→ Extracted information
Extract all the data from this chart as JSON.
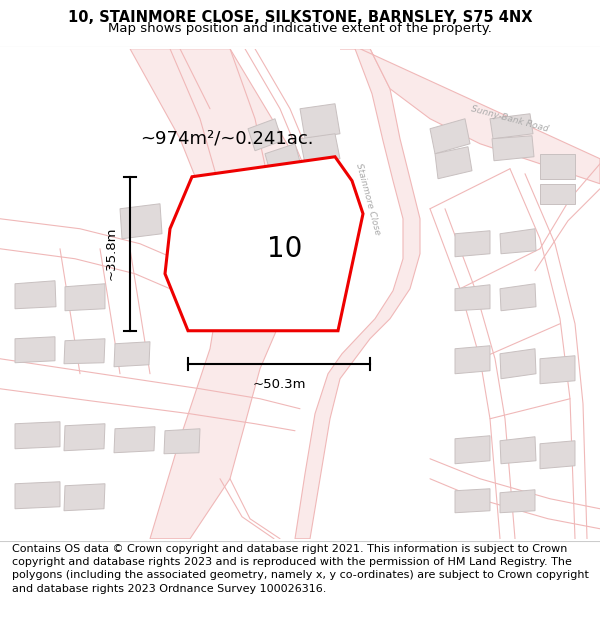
{
  "title_line1": "10, STAINMORE CLOSE, SILKSTONE, BARNSLEY, S75 4NX",
  "title_line2": "Map shows position and indicative extent of the property.",
  "footer_text": "Contains OS data © Crown copyright and database right 2021. This information is subject to Crown copyright and database rights 2023 and is reproduced with the permission of HM Land Registry. The polygons (including the associated geometry, namely x, y co-ordinates) are subject to Crown copyright and database rights 2023 Ordnance Survey 100026316.",
  "area_label": "~974m²/~0.241ac.",
  "width_label": "~50.3m",
  "height_label": "~35.8m",
  "plot_number": "10",
  "map_bg": "#ffffff",
  "road_color": "#f0b8b8",
  "road_fill": "#f5e8e8",
  "building_color": "#e0dada",
  "building_edge": "#c8c0c0",
  "highlight_color": "#ee0000",
  "road_label_color": "#aaaaaa",
  "title_fontsize": 10.5,
  "subtitle_fontsize": 9.5,
  "footer_fontsize": 8.0
}
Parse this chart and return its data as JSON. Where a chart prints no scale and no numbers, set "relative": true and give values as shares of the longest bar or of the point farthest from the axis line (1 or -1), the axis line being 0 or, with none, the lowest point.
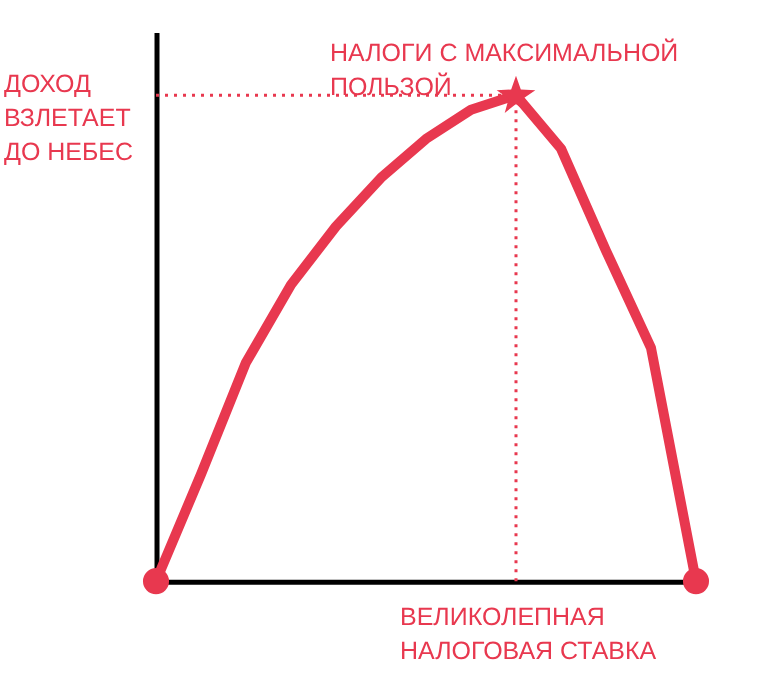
{
  "chart_data": {
    "type": "line",
    "relative": true,
    "ylabel": "ДОХОД\nВЗЛЕТАЕТ\nДО НЕБЕС",
    "xlabel": "ВЕЛИКОЛЕПНАЯ\nНАЛОГОВАЯ СТАВКА",
    "categories": [
      null,
      null,
      null,
      null,
      null,
      null,
      null,
      null,
      null,
      null,
      null,
      null,
      null
    ],
    "series": [
      {
        "color": "#e8384f",
        "values": [
          0,
          0.22,
          0.45,
          0.61,
          0.73,
          0.83,
          0.91,
          0.97,
          1,
          0.89,
          0.68,
          0.48,
          0
        ]
      }
    ],
    "annotations": [
      "НАЛОГИ С МАКСИМАЛЬНОЙ\nПОЛЬЗОЙ"
    ],
    "ref_lines": [
      {
        "axis": "y",
        "value": 1,
        "label": null,
        "color": "#e8384f",
        "line_style": "dotted"
      }
    ],
    "tick_labels": false,
    "grid": false
  }
}
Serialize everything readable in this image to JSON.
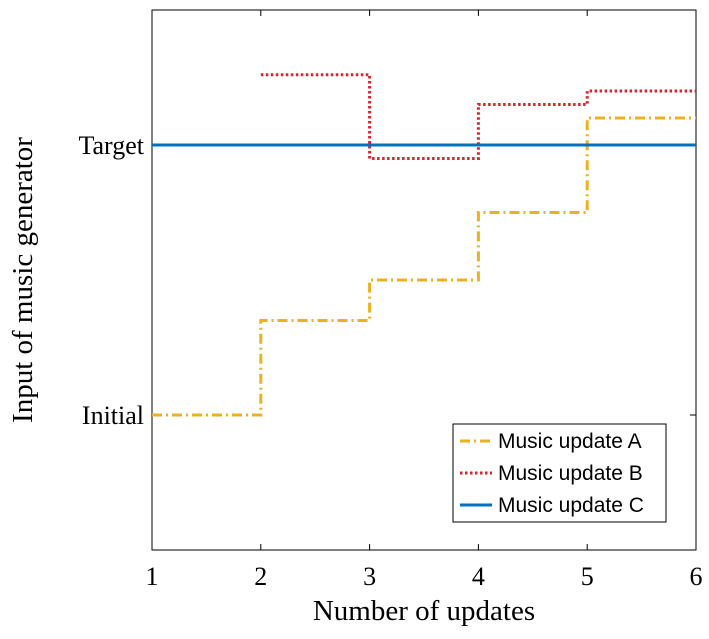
{
  "chart_data": {
    "type": "line",
    "title": "",
    "xlabel": "Number of updates",
    "ylabel": "Input of music generator",
    "xlim": [
      1,
      6
    ],
    "ylim": [
      -0.5,
      1.5
    ],
    "x_ticks": [
      {
        "value": 1,
        "label": "1"
      },
      {
        "value": 2,
        "label": "2"
      },
      {
        "value": 3,
        "label": "3"
      },
      {
        "value": 4,
        "label": "4"
      },
      {
        "value": 5,
        "label": "5"
      },
      {
        "value": 6,
        "label": "6"
      }
    ],
    "y_ticks": [
      {
        "value": 0,
        "label": "Initial"
      },
      {
        "value": 1,
        "label": "Target"
      }
    ],
    "grid": false,
    "legend_position": "bottom-right",
    "series": [
      {
        "name": "Music update A",
        "style": "step",
        "dash": "dash-dot",
        "color": "#EDB120",
        "x": [
          1,
          2,
          3,
          4,
          5,
          6
        ],
        "y": [
          0.0,
          0.35,
          0.5,
          0.75,
          1.1,
          1.1
        ]
      },
      {
        "name": "Music update B",
        "style": "step",
        "dash": "dotted",
        "color": "#D9232D",
        "x": [
          2,
          3,
          4,
          5,
          6
        ],
        "y": [
          1.26,
          0.95,
          1.15,
          1.2,
          1.2
        ]
      },
      {
        "name": "Music update C",
        "style": "line",
        "dash": "solid",
        "color": "#0072BD",
        "x": [
          1,
          6
        ],
        "y": [
          1.0,
          1.0
        ]
      }
    ]
  }
}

→ Problem to work on
Transcribe the records above verbatim. Do not carry over any picture.

→ Correct answer
Extract all the data from this chart as JSON.
{
  "title_line1": "10, STAINMORE CLOSE, SILKSTONE, BARNSLEY, S75 4NX",
  "title_line2": "Map shows position and indicative extent of the property.",
  "footer_text": "Contains OS data © Crown copyright and database right 2021. This information is subject to Crown copyright and database rights 2023 and is reproduced with the permission of HM Land Registry. The polygons (including the associated geometry, namely x, y co-ordinates) are subject to Crown copyright and database rights 2023 Ordnance Survey 100026316.",
  "area_label": "~974m²/~0.241ac.",
  "width_label": "~50.3m",
  "height_label": "~35.8m",
  "plot_number": "10",
  "map_bg": "#ffffff",
  "road_color": "#f0b8b8",
  "road_fill": "#f5e8e8",
  "building_color": "#e0dada",
  "building_edge": "#c8c0c0",
  "highlight_color": "#ee0000",
  "road_label_color": "#aaaaaa",
  "title_fontsize": 10.5,
  "subtitle_fontsize": 9.5,
  "footer_fontsize": 8.0
}
Parse this chart and return its data as JSON. Where a chart prints no scale and no numbers, set "relative": true and give values as shares of the longest bar or of the point farthest from the axis line (1 or -1), the axis line being 0 or, with none, the lowest point.
{
  "chart_data": {
    "type": "line",
    "relative": true,
    "ylabel": "ДОХОД\nВЗЛЕТАЕТ\nДО НЕБЕС",
    "xlabel": "ВЕЛИКОЛЕПНАЯ\nНАЛОГОВАЯ СТАВКА",
    "categories": [
      null,
      null,
      null,
      null,
      null,
      null,
      null,
      null,
      null,
      null,
      null,
      null,
      null
    ],
    "series": [
      {
        "color": "#e8384f",
        "values": [
          0,
          0.22,
          0.45,
          0.61,
          0.73,
          0.83,
          0.91,
          0.97,
          1,
          0.89,
          0.68,
          0.48,
          0
        ]
      }
    ],
    "annotations": [
      "НАЛОГИ С МАКСИМАЛЬНОЙ\nПОЛЬЗОЙ"
    ],
    "ref_lines": [
      {
        "axis": "y",
        "value": 1,
        "label": null,
        "color": "#e8384f",
        "line_style": "dotted"
      }
    ],
    "tick_labels": false,
    "grid": false
  }
}
Serialize everything readable in this image to JSON.
{
  "chart_data": {
    "type": "line",
    "title": "",
    "xlabel": "Number of updates",
    "ylabel": "Input of music generator",
    "xlim": [
      1,
      6
    ],
    "ylim": [
      -0.5,
      1.5
    ],
    "x_ticks": [
      {
        "value": 1,
        "label": "1"
      },
      {
        "value": 2,
        "label": "2"
      },
      {
        "value": 3,
        "label": "3"
      },
      {
        "value": 4,
        "label": "4"
      },
      {
        "value": 5,
        "label": "5"
      },
      {
        "value": 6,
        "label": "6"
      }
    ],
    "y_ticks": [
      {
        "value": 0,
        "label": "Initial"
      },
      {
        "value": 1,
        "label": "Target"
      }
    ],
    "grid": false,
    "legend_position": "bottom-right",
    "series": [
      {
        "name": "Music update A",
        "style": "step",
        "dash": "dash-dot",
        "color": "#EDB120",
        "x": [
          1,
          2,
          3,
          4,
          5,
          6
        ],
        "y": [
          0.0,
          0.35,
          0.5,
          0.75,
          1.1,
          1.1
        ]
      },
      {
        "name": "Music update B",
        "style": "step",
        "dash": "dotted",
        "color": "#D9232D",
        "x": [
          2,
          3,
          4,
          5,
          6
        ],
        "y": [
          1.26,
          0.95,
          1.15,
          1.2,
          1.2
        ]
      },
      {
        "name": "Music update C",
        "style": "line",
        "dash": "solid",
        "color": "#0072BD",
        "x": [
          1,
          6
        ],
        "y": [
          1.0,
          1.0
        ]
      }
    ]
  }
}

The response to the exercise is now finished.